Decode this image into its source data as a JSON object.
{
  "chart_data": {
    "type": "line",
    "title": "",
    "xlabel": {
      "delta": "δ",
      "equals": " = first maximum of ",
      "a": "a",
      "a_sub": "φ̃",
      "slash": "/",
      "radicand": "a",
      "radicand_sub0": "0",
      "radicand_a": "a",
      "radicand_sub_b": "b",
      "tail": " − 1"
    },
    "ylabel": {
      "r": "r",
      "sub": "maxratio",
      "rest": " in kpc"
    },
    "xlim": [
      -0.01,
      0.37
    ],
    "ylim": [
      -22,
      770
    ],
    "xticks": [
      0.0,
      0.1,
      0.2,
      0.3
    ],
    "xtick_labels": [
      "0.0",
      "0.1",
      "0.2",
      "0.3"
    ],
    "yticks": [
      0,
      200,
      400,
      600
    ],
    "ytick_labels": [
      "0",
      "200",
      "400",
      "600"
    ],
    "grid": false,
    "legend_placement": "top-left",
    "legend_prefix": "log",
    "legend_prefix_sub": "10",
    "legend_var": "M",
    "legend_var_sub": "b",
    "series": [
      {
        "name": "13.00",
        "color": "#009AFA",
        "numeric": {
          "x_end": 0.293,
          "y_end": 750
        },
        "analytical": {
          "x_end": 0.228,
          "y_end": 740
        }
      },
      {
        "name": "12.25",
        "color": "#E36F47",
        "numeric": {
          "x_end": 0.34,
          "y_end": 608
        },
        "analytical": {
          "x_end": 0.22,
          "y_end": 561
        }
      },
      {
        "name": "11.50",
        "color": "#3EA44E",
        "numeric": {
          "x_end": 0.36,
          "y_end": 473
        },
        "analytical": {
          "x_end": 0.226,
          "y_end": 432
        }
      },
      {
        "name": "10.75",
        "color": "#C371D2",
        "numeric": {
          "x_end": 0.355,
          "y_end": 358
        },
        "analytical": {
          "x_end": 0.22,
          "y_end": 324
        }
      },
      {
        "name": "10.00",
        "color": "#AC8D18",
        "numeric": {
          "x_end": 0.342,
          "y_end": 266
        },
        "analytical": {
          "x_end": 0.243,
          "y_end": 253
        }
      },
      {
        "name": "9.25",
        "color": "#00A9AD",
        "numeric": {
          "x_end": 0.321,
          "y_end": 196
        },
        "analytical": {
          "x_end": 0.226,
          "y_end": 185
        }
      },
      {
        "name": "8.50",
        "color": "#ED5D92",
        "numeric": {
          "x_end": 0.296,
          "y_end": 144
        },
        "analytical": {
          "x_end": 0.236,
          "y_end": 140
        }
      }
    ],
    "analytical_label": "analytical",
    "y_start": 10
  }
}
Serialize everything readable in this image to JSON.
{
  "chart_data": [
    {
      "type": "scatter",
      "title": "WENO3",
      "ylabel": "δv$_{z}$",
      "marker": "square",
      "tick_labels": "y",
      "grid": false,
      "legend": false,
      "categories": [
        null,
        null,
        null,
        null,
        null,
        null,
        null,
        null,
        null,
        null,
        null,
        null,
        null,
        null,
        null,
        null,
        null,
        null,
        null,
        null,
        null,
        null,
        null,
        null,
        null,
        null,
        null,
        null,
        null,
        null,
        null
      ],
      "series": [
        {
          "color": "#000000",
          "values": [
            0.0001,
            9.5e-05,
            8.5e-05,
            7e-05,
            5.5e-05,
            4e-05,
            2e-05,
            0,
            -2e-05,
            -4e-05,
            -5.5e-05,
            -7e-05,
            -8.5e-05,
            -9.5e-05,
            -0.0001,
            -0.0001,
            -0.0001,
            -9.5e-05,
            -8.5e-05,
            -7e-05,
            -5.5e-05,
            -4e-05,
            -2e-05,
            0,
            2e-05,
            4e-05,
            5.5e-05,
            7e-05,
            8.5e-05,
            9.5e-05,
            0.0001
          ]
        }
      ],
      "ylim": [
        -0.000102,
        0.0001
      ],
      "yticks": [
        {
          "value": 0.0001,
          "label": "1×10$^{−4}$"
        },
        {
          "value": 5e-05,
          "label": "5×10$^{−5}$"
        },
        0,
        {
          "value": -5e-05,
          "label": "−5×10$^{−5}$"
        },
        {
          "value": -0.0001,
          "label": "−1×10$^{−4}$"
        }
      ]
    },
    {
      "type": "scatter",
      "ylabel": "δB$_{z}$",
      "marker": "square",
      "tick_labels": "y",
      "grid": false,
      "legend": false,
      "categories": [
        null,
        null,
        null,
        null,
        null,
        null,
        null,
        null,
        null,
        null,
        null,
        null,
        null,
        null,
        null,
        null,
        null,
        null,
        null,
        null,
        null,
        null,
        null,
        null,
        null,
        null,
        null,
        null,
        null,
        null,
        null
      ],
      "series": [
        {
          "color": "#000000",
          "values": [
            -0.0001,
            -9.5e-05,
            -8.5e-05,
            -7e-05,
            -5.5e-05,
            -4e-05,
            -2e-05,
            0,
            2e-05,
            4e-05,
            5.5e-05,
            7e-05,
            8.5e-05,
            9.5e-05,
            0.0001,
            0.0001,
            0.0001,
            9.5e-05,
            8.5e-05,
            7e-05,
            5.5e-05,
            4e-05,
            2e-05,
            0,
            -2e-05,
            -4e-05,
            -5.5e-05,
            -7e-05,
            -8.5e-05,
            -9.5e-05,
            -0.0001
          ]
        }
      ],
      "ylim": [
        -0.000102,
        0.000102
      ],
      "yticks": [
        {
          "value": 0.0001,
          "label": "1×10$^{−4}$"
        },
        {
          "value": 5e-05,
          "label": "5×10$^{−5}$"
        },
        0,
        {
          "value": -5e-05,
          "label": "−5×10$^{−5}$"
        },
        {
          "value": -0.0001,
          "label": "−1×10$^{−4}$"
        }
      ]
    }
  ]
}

--------------------

**PROBLEM TO SOLVE**: All of the material above needs to be copied exactly.

**EXPECTED ANSWER**:
Decode this image into its source data as a JSON object.
{
  "chart_data": {
    "type": "line",
    "title": "",
    "xlabel": {
      "delta": "δ",
      "equals": " = first maximum of ",
      "a": "a",
      "a_sub": "φ̃",
      "slash": "/",
      "radicand": "a",
      "radicand_sub0": "0",
      "radicand_a": "a",
      "radicand_sub_b": "b",
      "tail": " − 1"
    },
    "ylabel": {
      "r": "r",
      "sub": "maxratio",
      "rest": " in kpc"
    },
    "xlim": [
      -0.01,
      0.37
    ],
    "ylim": [
      -22,
      770
    ],
    "xticks": [
      0.0,
      0.1,
      0.2,
      0.3
    ],
    "xtick_labels": [
      "0.0",
      "0.1",
      "0.2",
      "0.3"
    ],
    "yticks": [
      0,
      200,
      400,
      600
    ],
    "ytick_labels": [
      "0",
      "200",
      "400",
      "600"
    ],
    "grid": false,
    "legend_placement": "top-left",
    "legend_prefix": "log",
    "legend_prefix_sub": "10",
    "legend_var": "M",
    "legend_var_sub": "b",
    "series": [
      {
        "name": "13.00",
        "color": "#009AFA",
        "numeric": {
          "x_end": 0.293,
          "y_end": 750
        },
        "analytical": {
          "x_end": 0.228,
          "y_end": 740
        }
      },
      {
        "name": "12.25",
        "color": "#E36F47",
        "numeric": {
          "x_end": 0.34,
          "y_end": 608
        },
        "analytical": {
          "x_end": 0.22,
          "y_end": 561
        }
      },
      {
        "name": "11.50",
        "color": "#3EA44E",
        "numeric": {
          "x_end": 0.36,
          "y_end": 473
        },
        "analytical": {
          "x_end": 0.226,
          "y_end": 432
        }
      },
      {
        "name": "10.75",
        "color": "#C371D2",
        "numeric": {
          "x_end": 0.355,
          "y_end": 358
        },
        "analytical": {
          "x_end": 0.22,
          "y_end": 324
        }
      },
      {
        "name": "10.00",
        "color": "#AC8D18",
        "numeric": {
          "x_end": 0.342,
          "y_end": 266
        },
        "analytical": {
          "x_end": 0.243,
          "y_end": 253
        }
      },
      {
        "name": "9.25",
        "color": "#00A9AD",
        "numeric": {
          "x_end": 0.321,
          "y_end": 196
        },
        "analytical": {
          "x_end": 0.226,
          "y_end": 185
        }
      },
      {
        "name": "8.50",
        "color": "#ED5D92",
        "numeric": {
          "x_end": 0.296,
          "y_end": 144
        },
        "analytical": {
          "x_end": 0.236,
          "y_end": 140
        }
      }
    ],
    "analytical_label": "analytical",
    "y_start": 10
  }
}
Serialize everything readable in this image to JSON.
{
  "chart_data": [
    {
      "type": "scatter",
      "title": "WENO3",
      "ylabel": "δv$_{z}$",
      "marker": "square",
      "tick_labels": "y",
      "grid": false,
      "legend": false,
      "categories": [
        null,
        null,
        null,
        null,
        null,
        null,
        null,
        null,
        null,
        null,
        null,
        null,
        null,
        null,
        null,
        null,
        null,
        null,
        null,
        null,
        null,
        null,
        null,
        null,
        null,
        null,
        null,
        null,
        null,
        null,
        null
      ],
      "series": [
        {
          "color": "#000000",
          "values": [
            0.0001,
            9.5e-05,
            8.5e-05,
            7e-05,
            5.5e-05,
            4e-05,
            2e-05,
            0,
            -2e-05,
            -4e-05,
            -5.5e-05,
            -7e-05,
            -8.5e-05,
            -9.5e-05,
            -0.0001,
            -0.0001,
            -0.0001,
            -9.5e-05,
            -8.5e-05,
            -7e-05,
            -5.5e-05,
            -4e-05,
            -2e-05,
            0,
            2e-05,
            4e-05,
            5.5e-05,
            7e-05,
            8.5e-05,
            9.5e-05,
            0.0001
          ]
        }
      ],
      "ylim": [
        -0.000102,
        0.0001
      ],
      "yticks": [
        {
          "value": 0.0001,
          "label": "1×10$^{−4}$"
        },
        {
          "value": 5e-05,
          "label": "5×10$^{−5}$"
        },
        0,
        {
          "value": -5e-05,
          "label": "−5×10$^{−5}$"
        },
        {
          "value": -0.0001,
          "label": "−1×10$^{−4}$"
        }
      ]
    },
    {
      "type": "scatter",
      "ylabel": "δB$_{z}$",
      "marker": "square",
      "tick_labels": "y",
      "grid": false,
      "legend": false,
      "categories": [
        null,
        null,
        null,
        null,
        null,
        null,
        null,
        null,
        null,
        null,
        null,
        null,
        null,
        null,
        null,
        null,
        null,
        null,
        null,
        null,
        null,
        null,
        null,
        null,
        null,
        null,
        null,
        null,
        null,
        null,
        null
      ],
      "series": [
        {
          "color": "#000000",
          "values": [
            -0.0001,
            -9.5e-05,
            -8.5e-05,
            -7e-05,
            -5.5e-05,
            -4e-05,
            -2e-05,
            0,
            2e-05,
            4e-05,
            5.5e-05,
            7e-05,
            8.5e-05,
            9.5e-05,
            0.0001,
            0.0001,
            0.0001,
            9.5e-05,
            8.5e-05,
            7e-05,
            5.5e-05,
            4e-05,
            2e-05,
            0,
            -2e-05,
            -4e-05,
            -5.5e-05,
            -7e-05,
            -8.5e-05,
            -9.5e-05,
            -0.0001
          ]
        }
      ],
      "ylim": [
        -0.000102,
        0.000102
      ],
      "yticks": [
        {
          "value": 0.0001,
          "label": "1×10$^{−4}$"
        },
        {
          "value": 5e-05,
          "label": "5×10$^{−5}$"
        },
        0,
        {
          "value": -5e-05,
          "label": "−5×10$^{−5}$"
        },
        {
          "value": -0.0001,
          "label": "−1×10$^{−4}$"
        }
      ]
    }
  ]
}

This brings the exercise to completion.